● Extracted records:

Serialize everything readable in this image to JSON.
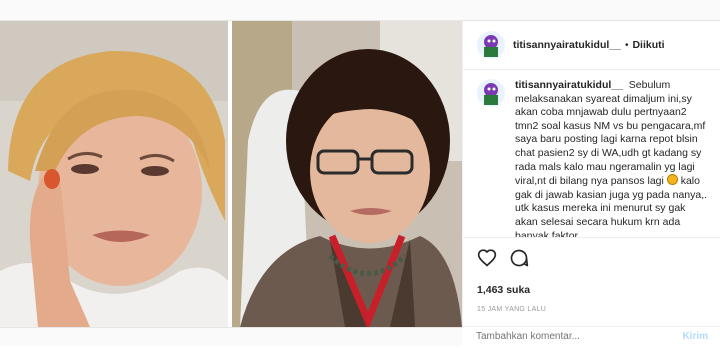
{
  "post": {
    "username": "titisannyairatukidul__",
    "separator": "•",
    "follow_state": "Diikuti",
    "caption_username": "titisannyairatukidul__",
    "caption_part1": "Sebulum melaksanakan syareat dimaljum ini,sy akan coba mnjawab dulu pertnyaan2 tmn2 soal kasus NM vs bu pengacara,mf saya baru posting lagi karna repot blsin chat pasien2 sy di WA,udh gt kadang sy rada mals kalo mau ngeramalin yg lagi viral,nt di bilang nya pansos lagi",
    "caption_part2": " kalo gak di jawab kasian juga yg pada nanya,. utk kasus mereka ini menurut sy gak akan",
    "caption_part3": "selesai secara hukum krn ada banyak faktor",
    "likes": "1,463 suka",
    "timestamp": "15 JAM YANG LALU",
    "comment_placeholder": "Tambahkan komentar...",
    "send_label": "Kirim"
  },
  "icons": {
    "like": "heart-icon",
    "comment": "comment-icon",
    "emoji": "grinning-face-emoji"
  }
}
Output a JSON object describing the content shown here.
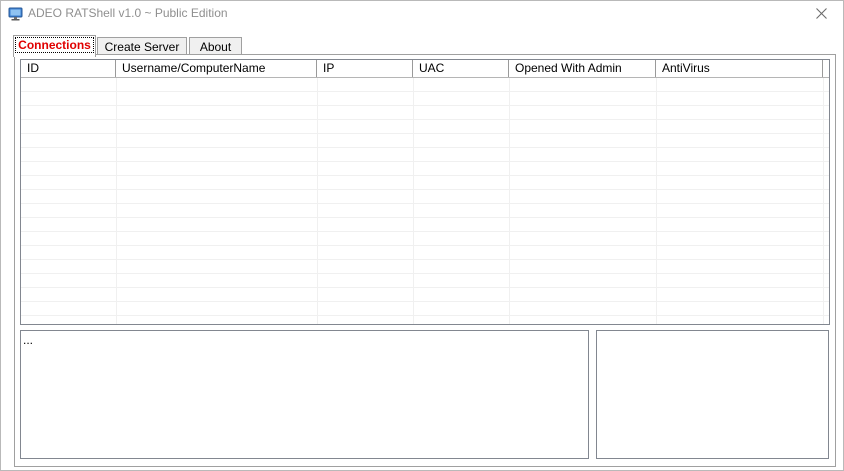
{
  "window": {
    "title": "ADEO RATShell v1.0 ~ Public Edition"
  },
  "icons": {
    "app": "computer-monitor-icon",
    "close": "close-icon"
  },
  "tabs": [
    {
      "label": "Connections",
      "active": true
    },
    {
      "label": "Create Server",
      "active": false
    },
    {
      "label": "About",
      "active": false
    }
  ],
  "connections_table": {
    "columns": [
      "ID",
      "Username/ComputerName",
      "IP",
      "UAC",
      "Opened With Admin",
      "AntiVirus"
    ],
    "rows": []
  },
  "log": {
    "text": "..."
  },
  "colors": {
    "active_tab_text": "#e00000",
    "title_text": "#8f8f8f",
    "border": "#a0a0a0"
  }
}
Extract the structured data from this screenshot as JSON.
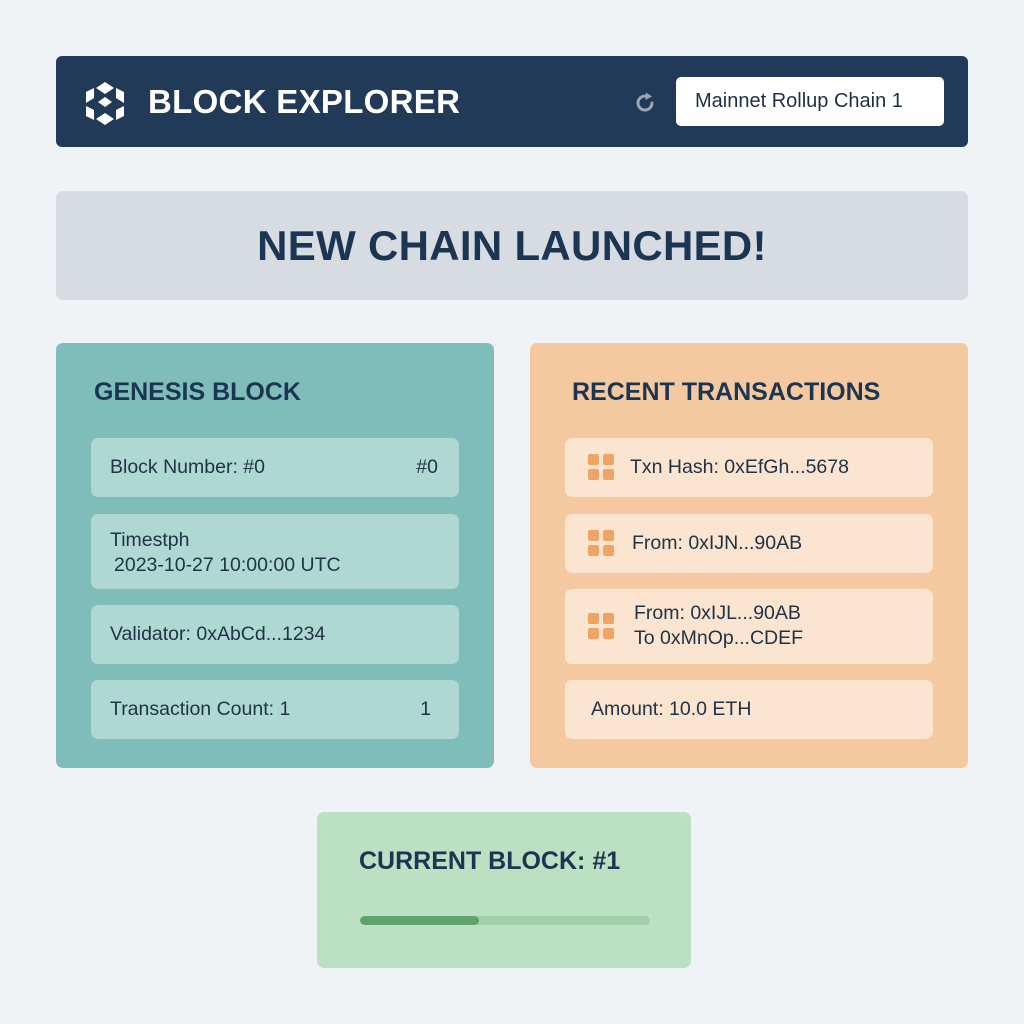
{
  "header": {
    "app_title": "BLOCK EXPLORER",
    "logo_icon": "snowflake-cube-logo",
    "refresh_icon": "refresh-icon",
    "network_select_value": "Mainnet Rollup Chain 1"
  },
  "banner": {
    "text": "NEW CHAIN LAUNCHED!"
  },
  "genesis": {
    "title": "GENESIS BLOCK",
    "block_number_label": "Block Number: #0",
    "block_number_value": "#0",
    "timestamp_label": "Timestph",
    "timestamp_value": "2023-10-27 10:00:00 UTC",
    "validator_label": "Validator: 0xAbCd...1234",
    "tx_count_label": "Transaction Count: 1",
    "tx_count_value": "1"
  },
  "transactions": {
    "title": "RECENT TRANSACTIONS",
    "item_icon": "grid-icon",
    "items": [
      {
        "line1": "Txn Hash: 0xEfGh...5678"
      },
      {
        "line1": "From: 0xIJN...90AB"
      },
      {
        "line1": "From: 0xIJL...90AB",
        "line2": "To 0xMnOp...CDEF"
      }
    ],
    "amount_label": "Amount: 10.0 ETH"
  },
  "current_block": {
    "title": "CURRENT BLOCK: #1",
    "progress_fraction": 0.41
  },
  "colors": {
    "header_bg": "#203a58",
    "banner_bg": "#d6dce2",
    "genesis_bg": "#7fbdba",
    "tx_bg": "#f5c9a0",
    "current_bg": "#bce0c2",
    "progress_fill": "#62a36c",
    "accent_orange": "#f0a367"
  }
}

● Problem details:
The preceding entries are to be written out again exactly, with the pictures removed.

● Finished exercise:
Serialize everything readable in this image to JSON.
{
  "post": {
    "username": "titisannyairatukidul__",
    "separator": "•",
    "follow_state": "Diikuti",
    "caption_username": "titisannyairatukidul__",
    "caption_part1": "Sebulum melaksanakan syareat dimaljum ini,sy akan coba mnjawab dulu pertnyaan2 tmn2 soal kasus NM vs bu pengacara,mf saya baru posting lagi karna repot blsin chat pasien2 sy di WA,udh gt kadang sy rada mals kalo mau ngeramalin yg lagi viral,nt di bilang nya pansos lagi",
    "caption_part2": " kalo gak di jawab kasian juga yg pada nanya,. utk kasus mereka ini menurut sy gak akan",
    "caption_part3": "selesai secara hukum krn ada banyak faktor",
    "likes": "1,463 suka",
    "timestamp": "15 JAM YANG LALU",
    "comment_placeholder": "Tambahkan komentar...",
    "send_label": "Kirim"
  },
  "icons": {
    "like": "heart-icon",
    "comment": "comment-icon",
    "emoji": "grinning-face-emoji"
  }
}
Output a JSON object describing the content shown here.
{
  "window": {
    "title": "ADEO RATShell v1.0 ~ Public Edition"
  },
  "icons": {
    "app": "computer-monitor-icon",
    "close": "close-icon"
  },
  "tabs": [
    {
      "label": "Connections",
      "active": true
    },
    {
      "label": "Create Server",
      "active": false
    },
    {
      "label": "About",
      "active": false
    }
  ],
  "connections_table": {
    "columns": [
      "ID",
      "Username/ComputerName",
      "IP",
      "UAC",
      "Opened With Admin",
      "AntiVirus"
    ],
    "rows": []
  },
  "log": {
    "text": "..."
  },
  "colors": {
    "active_tab_text": "#e00000",
    "title_text": "#8f8f8f",
    "border": "#a0a0a0"
  }
}
Extract the structured data from this screenshot as JSON.
{
  "header": {
    "app_title": "BLOCK EXPLORER",
    "logo_icon": "snowflake-cube-logo",
    "refresh_icon": "refresh-icon",
    "network_select_value": "Mainnet Rollup Chain 1"
  },
  "banner": {
    "text": "NEW CHAIN LAUNCHED!"
  },
  "genesis": {
    "title": "GENESIS BLOCK",
    "block_number_label": "Block Number: #0",
    "block_number_value": "#0",
    "timestamp_label": "Timestph",
    "timestamp_value": "2023-10-27 10:00:00 UTC",
    "validator_label": "Validator: 0xAbCd...1234",
    "tx_count_label": "Transaction Count: 1",
    "tx_count_value": "1"
  },
  "transactions": {
    "title": "RECENT TRANSACTIONS",
    "item_icon": "grid-icon",
    "items": [
      {
        "line1": "Txn Hash: 0xEfGh...5678"
      },
      {
        "line1": "From: 0xIJN...90AB"
      },
      {
        "line1": "From: 0xIJL...90AB",
        "line2": "To 0xMnOp...CDEF"
      }
    ],
    "amount_label": "Amount: 10.0 ETH"
  },
  "current_block": {
    "title": "CURRENT BLOCK: #1",
    "progress_fraction": 0.41
  },
  "colors": {
    "header_bg": "#203a58",
    "banner_bg": "#d6dce2",
    "genesis_bg": "#7fbdba",
    "tx_bg": "#f5c9a0",
    "current_bg": "#bce0c2",
    "progress_fill": "#62a36c",
    "accent_orange": "#f0a367"
  }
}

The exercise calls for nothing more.